___ TEXT EXTRACT ___
The narrowness of the diamond is a flaw, but no system is without them. The issue really is how many sides are able to engage them those wide areas. So far the inherent weakness in the system has been over-ridden by Chelsea’s dominance in the centre. It’s all very well pointing at where the space may be, but largely irrelevant – from an attacking point of view – if you can’t get the ball, and by playing with, effectively, four central midfielders, Chelsea are ensuring they enjoy the bulk of possession.

Their football may never produce the geometric rhapsodies of, say, Arsenal at their best, but certainly while Didier Drogba remains in form (and in the country: he, Michael Essien, Salomon Kalou and Mikel Jon Obi will all be in Angola in January for the African Cup of Nations), Chelsea look capable of overwhelming opponents, that frontline of attack backed up by a prodigious second wave from midfield.

Jonathan Wilson’s offering today on the 4-2-1-3 formation. Hmmm:

The Question: Is 4-2-1-3 the future?Although little different from 4-2-3-1, it is significant if the central creator plays deeper, for a whole number of reasons

Evolution never stops. As the World Cup showed, 4‑2‑3‑1 has come to replace 4‑4‑2 as the universal default (18 of the 32 teams played some form of 4‑2‑3‑1 at some stage, with another three fielding a 4‑4‑2 that perhaps should have become 4‑2‑3‑1) so the system at the very highest level has already begun to mutate. Spain, by the end of the World Cup, had followed what Barcelona did at times last season, what Arsenal seemed to be reaching towards, and set up in a 4‑2‑1‑3.

Now clearly the distinction between 4‑2‑3‑1 and 4‑2‑1‑3 is minimal. It entails nothing more than the central player in the trident pulling a little deeper and the two wide players advancing slightly. In practice, as the wide players look to escape the attentions of full-backs, their depth of position may not alter greatly, but to refer to the system as 4‑2‑1‑2‑1 and start introducing a fifth band is probably to begin to confuse the simplicity that gives value to the practice of assigning numerical codes. The shape, if anything, resembles a diamond sitting on a plinth. As I’ve said before, the designations are of course crude, but they have a use in providing a broad explicatory template.
___ DATASET EXTRACT ___
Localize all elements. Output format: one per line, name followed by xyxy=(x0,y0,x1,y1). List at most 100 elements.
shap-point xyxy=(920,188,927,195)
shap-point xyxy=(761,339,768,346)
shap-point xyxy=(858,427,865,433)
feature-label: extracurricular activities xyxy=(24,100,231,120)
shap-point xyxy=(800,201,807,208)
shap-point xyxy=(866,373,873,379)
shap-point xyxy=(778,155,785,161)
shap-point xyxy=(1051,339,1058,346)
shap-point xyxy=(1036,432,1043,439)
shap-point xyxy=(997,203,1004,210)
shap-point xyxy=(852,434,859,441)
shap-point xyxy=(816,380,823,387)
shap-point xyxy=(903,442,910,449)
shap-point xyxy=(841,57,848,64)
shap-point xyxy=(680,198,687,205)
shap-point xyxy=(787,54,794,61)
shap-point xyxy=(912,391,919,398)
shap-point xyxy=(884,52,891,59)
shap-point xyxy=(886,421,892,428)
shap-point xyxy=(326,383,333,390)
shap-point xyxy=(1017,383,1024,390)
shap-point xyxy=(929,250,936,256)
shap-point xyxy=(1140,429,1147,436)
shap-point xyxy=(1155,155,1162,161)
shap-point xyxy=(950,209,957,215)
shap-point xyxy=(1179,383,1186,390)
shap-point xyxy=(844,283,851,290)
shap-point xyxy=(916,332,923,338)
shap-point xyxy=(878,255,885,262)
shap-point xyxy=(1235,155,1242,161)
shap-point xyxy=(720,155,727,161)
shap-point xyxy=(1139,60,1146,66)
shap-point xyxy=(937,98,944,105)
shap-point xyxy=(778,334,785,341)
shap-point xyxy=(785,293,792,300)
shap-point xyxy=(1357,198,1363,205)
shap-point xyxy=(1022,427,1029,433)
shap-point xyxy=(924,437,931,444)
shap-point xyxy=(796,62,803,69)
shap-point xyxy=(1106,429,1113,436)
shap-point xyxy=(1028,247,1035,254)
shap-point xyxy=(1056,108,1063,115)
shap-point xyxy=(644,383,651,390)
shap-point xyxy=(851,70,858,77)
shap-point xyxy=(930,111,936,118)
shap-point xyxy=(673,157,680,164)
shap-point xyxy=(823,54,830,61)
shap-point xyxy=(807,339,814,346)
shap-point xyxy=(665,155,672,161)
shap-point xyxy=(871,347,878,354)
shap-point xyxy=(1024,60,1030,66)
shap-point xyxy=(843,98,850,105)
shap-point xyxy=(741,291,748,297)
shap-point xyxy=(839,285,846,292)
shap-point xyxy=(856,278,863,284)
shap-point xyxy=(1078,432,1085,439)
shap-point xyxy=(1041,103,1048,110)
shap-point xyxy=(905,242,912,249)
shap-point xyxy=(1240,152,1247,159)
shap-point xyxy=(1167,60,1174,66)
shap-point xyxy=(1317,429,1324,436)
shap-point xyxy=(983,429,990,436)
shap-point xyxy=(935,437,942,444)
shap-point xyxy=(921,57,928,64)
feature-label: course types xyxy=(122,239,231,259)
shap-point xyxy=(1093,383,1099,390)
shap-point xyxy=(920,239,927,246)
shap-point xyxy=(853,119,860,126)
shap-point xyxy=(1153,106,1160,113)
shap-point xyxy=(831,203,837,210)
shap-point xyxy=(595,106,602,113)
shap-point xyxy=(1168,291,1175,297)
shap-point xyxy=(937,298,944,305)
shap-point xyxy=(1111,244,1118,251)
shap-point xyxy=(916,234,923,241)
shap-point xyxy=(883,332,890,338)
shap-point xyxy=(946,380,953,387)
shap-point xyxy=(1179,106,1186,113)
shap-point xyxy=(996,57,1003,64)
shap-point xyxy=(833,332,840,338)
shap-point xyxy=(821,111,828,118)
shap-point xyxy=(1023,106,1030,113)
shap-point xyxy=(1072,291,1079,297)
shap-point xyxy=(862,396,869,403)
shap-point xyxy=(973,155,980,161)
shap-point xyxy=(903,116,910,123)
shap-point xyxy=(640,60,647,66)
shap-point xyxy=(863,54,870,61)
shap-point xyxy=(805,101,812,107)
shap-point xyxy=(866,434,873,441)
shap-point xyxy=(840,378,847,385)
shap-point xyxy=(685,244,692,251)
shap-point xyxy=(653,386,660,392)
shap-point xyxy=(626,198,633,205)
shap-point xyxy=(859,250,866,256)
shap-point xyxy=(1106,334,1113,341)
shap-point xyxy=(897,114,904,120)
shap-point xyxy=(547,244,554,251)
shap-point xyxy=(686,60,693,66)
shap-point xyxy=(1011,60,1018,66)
___
PROMPT A: Duplicate the records from their first line through the line holding "shap-point xyxy=(1051,339,1058,346)", with both of those lines included.
PROMPT B: Pick up the football formations text after its last sentence and keep writing it.
The football tactics text and the records have nothing to do with each other.

TASK ANSWER A:
Localize all elements. Output format: one per line, name followed by xyxy=(x0,y0,x1,y1). List at most 100 elements.
shap-point xyxy=(920,188,927,195)
shap-point xyxy=(761,339,768,346)
shap-point xyxy=(858,427,865,433)
feature-label: extracurricular activities xyxy=(24,100,231,120)
shap-point xyxy=(800,201,807,208)
shap-point xyxy=(866,373,873,379)
shap-point xyxy=(778,155,785,161)
shap-point xyxy=(1051,339,1058,346)

TASK ANSWER B:
The key differences in the formations
Yet it is significant if that central creator plays deeper, for a whole number of reasons. To begin with, if the playmaker operates close to the holding pair, the team cannot be “broken” into attacking and defensive sections as Holland and Argentina were at the World Cup (which is an advantage for those sides that believe in a possession-based approach). By definition, by being only a short pass away from the creator, the two midfield holders are more involved in the attacking aspect and at least one of them can be encouraged to press forwards at times, as Xabi Alonso did for Spain, and as Seydou Keita does for Barcelona. So immediately the range of attacking options is increased.

There is also an impact on the creator himself. Playing a touch deeper offers him three advantages. He is nearer the two holding players, who can be considered his protectors, which makes it harder physically to intimidate him, while his more withdrawn position means he is farther from the opposing holding midfielders, harder to pick up and thus likely to have more time on the ball (not that Xavi or Cesc Fábregas really needs more time on the ball; one of the joys of watching Spain or Barcelona recently, or Holland or West Germany of the 70s, is their willingness to give the ball to a man under pressure, trusting his technique to release it and change the angle of attack).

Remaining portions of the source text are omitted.